# [WHAT NEEDS TO BE DONE]
Which lines in the data below contain the string "onterecht"? Show each of those lines, matching case exactly.

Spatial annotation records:
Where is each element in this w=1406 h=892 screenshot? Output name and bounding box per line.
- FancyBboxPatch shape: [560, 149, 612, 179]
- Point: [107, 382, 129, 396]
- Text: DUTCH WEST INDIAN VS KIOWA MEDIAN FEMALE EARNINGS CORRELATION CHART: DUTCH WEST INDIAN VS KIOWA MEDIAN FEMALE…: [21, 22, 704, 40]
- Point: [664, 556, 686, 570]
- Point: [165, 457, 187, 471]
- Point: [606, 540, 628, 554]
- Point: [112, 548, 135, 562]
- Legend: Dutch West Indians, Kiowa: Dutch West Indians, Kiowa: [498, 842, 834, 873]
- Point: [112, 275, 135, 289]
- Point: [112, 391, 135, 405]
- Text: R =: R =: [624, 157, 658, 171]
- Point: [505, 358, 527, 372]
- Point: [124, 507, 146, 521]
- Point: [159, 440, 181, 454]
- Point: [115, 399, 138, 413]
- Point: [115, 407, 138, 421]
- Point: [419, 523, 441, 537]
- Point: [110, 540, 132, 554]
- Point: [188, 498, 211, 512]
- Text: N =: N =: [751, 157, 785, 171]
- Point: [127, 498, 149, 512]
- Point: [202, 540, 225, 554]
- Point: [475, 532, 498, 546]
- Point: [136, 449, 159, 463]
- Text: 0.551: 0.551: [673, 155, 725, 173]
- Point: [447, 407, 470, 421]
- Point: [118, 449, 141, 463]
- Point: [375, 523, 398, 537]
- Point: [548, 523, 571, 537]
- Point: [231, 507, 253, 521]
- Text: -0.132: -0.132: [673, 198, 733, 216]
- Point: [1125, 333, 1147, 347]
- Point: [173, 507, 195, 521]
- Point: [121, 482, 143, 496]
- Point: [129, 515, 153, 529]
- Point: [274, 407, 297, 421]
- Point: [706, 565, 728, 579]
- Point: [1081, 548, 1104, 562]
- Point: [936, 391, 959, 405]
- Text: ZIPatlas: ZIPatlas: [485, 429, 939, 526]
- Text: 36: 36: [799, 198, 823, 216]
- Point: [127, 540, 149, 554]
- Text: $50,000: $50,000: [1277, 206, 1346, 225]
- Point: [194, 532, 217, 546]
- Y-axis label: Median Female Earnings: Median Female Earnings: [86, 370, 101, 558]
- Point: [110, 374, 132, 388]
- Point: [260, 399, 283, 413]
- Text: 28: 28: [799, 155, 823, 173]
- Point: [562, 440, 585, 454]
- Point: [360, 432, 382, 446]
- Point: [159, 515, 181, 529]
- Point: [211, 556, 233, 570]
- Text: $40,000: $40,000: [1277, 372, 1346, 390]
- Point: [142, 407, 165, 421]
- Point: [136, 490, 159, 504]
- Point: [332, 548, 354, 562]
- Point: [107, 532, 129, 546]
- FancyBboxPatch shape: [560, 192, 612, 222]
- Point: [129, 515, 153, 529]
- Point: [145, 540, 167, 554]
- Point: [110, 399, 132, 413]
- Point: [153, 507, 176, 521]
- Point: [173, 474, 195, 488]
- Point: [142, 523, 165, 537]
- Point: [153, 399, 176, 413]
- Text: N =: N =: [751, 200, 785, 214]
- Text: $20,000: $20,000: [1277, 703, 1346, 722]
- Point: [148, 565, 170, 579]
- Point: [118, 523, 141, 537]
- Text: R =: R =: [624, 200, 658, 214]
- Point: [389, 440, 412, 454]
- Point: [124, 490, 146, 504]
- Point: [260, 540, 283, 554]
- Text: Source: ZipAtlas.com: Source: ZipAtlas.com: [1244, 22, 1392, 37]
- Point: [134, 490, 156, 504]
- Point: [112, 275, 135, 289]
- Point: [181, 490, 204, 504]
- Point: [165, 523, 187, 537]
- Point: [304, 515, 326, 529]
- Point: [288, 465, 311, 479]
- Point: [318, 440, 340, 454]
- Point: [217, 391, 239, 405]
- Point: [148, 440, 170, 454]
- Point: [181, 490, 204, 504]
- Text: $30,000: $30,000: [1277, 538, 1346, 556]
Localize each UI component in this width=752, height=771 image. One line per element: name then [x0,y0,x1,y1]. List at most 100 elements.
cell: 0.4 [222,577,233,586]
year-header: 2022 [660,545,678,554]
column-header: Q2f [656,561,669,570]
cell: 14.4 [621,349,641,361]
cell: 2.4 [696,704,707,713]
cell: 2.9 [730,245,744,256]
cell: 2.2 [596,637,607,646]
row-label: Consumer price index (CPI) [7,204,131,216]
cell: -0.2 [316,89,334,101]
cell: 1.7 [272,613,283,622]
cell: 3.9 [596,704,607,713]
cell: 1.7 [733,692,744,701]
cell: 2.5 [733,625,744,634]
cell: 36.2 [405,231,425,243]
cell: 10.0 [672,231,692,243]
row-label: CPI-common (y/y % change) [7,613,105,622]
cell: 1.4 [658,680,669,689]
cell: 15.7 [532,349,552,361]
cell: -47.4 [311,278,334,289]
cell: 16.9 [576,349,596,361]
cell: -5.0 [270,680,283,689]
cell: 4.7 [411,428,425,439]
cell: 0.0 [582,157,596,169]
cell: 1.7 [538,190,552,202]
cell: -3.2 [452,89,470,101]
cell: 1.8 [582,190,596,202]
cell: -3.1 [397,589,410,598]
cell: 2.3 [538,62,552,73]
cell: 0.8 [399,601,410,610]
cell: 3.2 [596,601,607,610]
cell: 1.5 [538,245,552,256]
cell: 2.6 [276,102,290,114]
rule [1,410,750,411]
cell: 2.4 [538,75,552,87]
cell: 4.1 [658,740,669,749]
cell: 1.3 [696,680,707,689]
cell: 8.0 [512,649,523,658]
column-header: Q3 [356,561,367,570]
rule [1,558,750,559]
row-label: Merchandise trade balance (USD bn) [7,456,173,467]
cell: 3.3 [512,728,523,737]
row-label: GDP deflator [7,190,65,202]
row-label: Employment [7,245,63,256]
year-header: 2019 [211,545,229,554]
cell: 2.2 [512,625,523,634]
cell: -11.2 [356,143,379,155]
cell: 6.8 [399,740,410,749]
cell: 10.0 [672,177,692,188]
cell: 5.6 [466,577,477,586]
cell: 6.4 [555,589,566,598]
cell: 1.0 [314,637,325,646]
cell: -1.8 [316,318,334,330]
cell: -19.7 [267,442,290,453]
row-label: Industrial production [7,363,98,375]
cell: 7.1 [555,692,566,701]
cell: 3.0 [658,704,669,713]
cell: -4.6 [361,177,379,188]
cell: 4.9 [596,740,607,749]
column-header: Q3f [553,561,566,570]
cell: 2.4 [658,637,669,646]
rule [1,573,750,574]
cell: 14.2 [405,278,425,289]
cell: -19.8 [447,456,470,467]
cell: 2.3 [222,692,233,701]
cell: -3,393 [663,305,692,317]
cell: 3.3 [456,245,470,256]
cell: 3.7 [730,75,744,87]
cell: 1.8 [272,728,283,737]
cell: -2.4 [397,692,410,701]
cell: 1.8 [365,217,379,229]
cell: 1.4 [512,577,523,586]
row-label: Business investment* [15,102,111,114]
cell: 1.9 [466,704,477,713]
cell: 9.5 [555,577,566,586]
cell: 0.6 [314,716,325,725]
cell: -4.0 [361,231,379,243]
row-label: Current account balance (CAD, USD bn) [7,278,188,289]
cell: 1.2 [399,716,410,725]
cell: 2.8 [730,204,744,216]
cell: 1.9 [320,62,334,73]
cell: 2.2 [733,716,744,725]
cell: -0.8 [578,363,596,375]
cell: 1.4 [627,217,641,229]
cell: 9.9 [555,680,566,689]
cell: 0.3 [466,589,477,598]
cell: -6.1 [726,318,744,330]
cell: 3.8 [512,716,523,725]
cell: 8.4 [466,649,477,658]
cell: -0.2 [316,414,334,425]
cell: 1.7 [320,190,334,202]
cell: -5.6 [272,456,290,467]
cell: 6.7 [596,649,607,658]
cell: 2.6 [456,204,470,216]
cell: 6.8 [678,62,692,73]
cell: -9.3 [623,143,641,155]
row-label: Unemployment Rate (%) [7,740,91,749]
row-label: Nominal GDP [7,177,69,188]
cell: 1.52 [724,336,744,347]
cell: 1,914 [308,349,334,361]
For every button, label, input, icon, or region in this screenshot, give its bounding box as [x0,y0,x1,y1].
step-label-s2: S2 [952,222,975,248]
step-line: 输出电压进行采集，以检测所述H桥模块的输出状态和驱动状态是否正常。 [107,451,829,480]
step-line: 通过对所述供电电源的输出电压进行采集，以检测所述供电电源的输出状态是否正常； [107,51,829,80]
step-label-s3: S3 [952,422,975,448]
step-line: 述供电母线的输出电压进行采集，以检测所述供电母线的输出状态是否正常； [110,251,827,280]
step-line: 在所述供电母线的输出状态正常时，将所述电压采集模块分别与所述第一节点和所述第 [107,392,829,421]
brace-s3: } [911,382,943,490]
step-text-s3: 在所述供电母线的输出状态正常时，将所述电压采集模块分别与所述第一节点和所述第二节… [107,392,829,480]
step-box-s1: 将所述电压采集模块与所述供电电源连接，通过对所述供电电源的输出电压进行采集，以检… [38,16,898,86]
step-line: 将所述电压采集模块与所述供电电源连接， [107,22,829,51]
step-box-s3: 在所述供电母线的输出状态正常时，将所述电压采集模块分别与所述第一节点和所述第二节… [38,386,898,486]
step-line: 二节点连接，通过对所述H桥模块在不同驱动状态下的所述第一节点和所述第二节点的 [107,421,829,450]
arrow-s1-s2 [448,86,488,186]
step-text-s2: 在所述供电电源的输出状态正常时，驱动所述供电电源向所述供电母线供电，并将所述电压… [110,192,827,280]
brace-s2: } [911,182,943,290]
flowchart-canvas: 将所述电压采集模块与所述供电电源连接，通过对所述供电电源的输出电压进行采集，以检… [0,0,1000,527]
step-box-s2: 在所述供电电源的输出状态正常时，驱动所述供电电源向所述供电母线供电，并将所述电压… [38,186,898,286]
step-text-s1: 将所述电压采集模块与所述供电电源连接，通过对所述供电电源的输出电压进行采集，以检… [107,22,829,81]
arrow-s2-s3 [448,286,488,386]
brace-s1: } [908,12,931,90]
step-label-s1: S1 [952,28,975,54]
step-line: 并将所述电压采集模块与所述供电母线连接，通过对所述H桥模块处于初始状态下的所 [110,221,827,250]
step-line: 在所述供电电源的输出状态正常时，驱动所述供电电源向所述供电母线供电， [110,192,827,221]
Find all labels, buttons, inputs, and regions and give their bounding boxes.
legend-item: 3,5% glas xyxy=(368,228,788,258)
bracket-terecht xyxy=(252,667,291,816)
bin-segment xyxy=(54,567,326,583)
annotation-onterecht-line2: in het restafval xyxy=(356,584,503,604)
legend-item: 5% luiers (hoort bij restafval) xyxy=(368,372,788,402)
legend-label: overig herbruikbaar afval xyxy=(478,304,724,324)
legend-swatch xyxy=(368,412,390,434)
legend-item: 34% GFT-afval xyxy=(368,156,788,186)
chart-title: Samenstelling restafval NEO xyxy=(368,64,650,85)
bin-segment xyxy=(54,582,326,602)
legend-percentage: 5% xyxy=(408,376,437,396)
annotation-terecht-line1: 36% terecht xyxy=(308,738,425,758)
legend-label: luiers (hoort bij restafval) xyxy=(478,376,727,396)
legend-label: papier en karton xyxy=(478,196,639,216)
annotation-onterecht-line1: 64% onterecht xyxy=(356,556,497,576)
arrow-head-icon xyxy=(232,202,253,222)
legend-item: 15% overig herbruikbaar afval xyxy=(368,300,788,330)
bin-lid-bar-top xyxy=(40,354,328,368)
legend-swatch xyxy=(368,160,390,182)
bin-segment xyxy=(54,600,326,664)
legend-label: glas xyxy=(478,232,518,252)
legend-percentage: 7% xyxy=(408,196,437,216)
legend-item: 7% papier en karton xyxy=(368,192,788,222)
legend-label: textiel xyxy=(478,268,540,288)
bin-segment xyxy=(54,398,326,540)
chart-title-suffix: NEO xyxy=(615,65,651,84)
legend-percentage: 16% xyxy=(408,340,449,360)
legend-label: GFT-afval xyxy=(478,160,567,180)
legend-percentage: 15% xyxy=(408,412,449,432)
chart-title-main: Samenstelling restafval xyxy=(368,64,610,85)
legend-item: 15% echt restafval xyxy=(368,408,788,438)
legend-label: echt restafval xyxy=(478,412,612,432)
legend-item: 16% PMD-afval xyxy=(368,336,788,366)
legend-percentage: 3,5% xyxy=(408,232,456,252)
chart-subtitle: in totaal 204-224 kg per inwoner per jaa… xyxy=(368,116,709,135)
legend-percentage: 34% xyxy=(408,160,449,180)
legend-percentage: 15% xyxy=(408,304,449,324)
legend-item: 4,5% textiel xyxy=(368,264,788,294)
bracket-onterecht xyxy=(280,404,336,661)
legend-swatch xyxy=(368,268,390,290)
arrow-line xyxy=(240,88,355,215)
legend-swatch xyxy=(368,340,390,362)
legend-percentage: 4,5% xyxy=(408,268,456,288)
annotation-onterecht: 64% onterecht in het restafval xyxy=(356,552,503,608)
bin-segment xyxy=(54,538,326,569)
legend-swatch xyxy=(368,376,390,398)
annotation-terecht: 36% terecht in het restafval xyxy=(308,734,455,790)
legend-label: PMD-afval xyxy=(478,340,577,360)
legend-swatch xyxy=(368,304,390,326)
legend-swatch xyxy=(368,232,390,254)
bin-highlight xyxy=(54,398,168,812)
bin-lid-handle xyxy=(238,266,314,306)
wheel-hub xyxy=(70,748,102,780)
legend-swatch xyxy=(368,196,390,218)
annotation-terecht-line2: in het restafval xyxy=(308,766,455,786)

# [FINISHED TASK]
annotation-onterecht-line2: in het restafval xyxy=(356,584,503,604)
annotation-onterecht-line1: 64% onterecht xyxy=(356,556,497,576)
bracket-onterecht xyxy=(280,404,336,661)
annotation-onterecht: 64% onterecht in het restafval xyxy=(356,552,503,608)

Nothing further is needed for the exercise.